── Provided data ──

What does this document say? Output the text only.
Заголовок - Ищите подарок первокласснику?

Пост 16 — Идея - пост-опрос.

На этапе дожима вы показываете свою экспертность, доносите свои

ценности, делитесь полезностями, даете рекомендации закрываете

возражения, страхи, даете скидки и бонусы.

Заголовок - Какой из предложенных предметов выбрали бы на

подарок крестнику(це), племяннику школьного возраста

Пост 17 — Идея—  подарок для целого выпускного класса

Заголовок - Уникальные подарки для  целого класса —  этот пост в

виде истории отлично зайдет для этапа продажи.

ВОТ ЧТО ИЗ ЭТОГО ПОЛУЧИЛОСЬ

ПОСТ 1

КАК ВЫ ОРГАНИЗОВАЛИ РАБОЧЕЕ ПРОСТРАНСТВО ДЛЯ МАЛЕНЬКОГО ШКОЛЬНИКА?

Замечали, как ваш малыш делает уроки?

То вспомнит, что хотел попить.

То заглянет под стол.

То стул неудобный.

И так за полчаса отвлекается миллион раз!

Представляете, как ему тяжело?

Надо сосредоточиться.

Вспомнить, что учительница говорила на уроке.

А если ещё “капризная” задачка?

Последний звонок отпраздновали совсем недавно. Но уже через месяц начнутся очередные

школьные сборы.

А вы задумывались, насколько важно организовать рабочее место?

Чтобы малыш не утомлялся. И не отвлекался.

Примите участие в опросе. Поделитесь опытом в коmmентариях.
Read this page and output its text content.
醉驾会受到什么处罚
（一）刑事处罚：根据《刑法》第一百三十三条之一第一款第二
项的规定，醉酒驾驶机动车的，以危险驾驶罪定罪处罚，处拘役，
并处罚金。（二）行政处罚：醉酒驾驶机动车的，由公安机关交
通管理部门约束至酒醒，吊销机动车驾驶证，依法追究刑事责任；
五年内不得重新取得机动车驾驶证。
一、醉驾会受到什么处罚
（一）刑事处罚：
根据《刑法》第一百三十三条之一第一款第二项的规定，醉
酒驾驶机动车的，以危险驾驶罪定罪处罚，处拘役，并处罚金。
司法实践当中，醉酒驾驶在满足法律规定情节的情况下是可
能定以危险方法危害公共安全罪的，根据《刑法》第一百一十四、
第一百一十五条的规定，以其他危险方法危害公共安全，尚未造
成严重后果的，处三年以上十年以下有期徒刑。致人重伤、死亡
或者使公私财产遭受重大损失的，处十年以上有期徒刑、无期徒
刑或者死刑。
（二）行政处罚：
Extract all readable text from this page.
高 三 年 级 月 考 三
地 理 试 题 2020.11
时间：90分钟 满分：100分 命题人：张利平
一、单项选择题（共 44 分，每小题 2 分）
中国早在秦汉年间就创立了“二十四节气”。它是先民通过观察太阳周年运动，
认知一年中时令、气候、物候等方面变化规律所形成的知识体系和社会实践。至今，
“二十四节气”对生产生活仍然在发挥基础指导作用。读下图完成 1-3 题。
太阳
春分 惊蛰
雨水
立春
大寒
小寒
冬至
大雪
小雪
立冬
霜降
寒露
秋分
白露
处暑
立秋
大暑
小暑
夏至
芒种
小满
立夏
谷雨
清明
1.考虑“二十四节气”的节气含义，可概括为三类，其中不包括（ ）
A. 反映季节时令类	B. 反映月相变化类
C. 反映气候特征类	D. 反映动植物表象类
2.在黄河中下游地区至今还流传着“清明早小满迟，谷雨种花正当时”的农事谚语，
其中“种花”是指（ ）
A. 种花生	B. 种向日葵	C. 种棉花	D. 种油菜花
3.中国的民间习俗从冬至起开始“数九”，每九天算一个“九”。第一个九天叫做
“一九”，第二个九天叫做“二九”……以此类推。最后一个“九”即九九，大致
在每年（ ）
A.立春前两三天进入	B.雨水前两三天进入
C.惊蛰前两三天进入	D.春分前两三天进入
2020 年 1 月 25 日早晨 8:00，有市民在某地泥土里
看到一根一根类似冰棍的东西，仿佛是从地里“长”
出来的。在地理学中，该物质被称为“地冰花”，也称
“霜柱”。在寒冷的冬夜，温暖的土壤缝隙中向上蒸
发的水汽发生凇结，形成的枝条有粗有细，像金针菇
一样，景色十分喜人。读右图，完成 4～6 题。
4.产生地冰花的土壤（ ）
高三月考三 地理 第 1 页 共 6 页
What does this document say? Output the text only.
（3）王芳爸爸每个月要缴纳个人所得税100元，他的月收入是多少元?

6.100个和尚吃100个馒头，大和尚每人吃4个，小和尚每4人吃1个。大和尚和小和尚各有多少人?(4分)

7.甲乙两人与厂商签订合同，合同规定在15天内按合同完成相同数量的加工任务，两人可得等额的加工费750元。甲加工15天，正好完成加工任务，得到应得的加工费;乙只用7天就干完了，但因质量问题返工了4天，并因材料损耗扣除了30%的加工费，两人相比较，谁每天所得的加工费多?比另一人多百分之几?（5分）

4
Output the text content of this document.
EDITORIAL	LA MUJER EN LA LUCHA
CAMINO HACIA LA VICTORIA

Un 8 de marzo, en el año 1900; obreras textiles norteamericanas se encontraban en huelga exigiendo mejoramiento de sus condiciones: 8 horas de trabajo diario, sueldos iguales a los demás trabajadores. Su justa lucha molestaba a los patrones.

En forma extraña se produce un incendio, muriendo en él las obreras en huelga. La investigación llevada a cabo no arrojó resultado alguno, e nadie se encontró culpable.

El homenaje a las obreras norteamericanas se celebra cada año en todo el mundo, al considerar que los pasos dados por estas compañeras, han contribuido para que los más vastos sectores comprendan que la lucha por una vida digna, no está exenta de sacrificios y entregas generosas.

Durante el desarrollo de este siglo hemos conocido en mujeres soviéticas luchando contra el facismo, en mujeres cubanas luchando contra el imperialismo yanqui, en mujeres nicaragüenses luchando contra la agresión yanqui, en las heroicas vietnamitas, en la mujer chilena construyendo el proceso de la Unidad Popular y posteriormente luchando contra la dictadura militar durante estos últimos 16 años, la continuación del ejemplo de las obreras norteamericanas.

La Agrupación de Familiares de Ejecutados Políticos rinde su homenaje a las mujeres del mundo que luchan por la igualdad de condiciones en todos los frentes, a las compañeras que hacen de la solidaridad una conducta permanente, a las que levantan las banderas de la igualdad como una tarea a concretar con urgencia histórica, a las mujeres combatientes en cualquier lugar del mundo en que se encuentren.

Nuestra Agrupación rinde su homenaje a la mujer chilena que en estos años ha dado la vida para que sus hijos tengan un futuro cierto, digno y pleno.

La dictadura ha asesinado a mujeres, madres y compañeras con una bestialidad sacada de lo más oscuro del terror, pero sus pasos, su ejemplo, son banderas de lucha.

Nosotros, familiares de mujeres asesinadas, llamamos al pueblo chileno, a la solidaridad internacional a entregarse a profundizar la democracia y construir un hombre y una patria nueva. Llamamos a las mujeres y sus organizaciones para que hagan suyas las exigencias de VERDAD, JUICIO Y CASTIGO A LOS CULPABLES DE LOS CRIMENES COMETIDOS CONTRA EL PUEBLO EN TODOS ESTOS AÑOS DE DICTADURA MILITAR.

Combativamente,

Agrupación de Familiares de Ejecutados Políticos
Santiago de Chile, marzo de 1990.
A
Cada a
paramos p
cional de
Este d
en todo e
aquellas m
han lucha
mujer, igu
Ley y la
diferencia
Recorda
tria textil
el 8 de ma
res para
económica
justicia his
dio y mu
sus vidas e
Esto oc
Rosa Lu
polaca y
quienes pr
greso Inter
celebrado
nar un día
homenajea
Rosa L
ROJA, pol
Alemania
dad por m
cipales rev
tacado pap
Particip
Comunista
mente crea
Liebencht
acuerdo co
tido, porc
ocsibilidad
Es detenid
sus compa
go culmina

───

Which lines include the word "huelga"? Copy every one of them.

Un 8 de marzo, en el año 1900; obreras textiles norteamericanas se encontraban en huelga exigiendo mejoramiento de sus condiciones: 8 horas de trabajo diario, sueldos iguales a los demás trabajadores. Su justa lucha molestaba a los patrones.
En forma extraña se produce un incendio, muriendo en él las obreras en huelga. La investigación llevada a cabo no arrojó resultado alguno, e nadie se encontró culpable.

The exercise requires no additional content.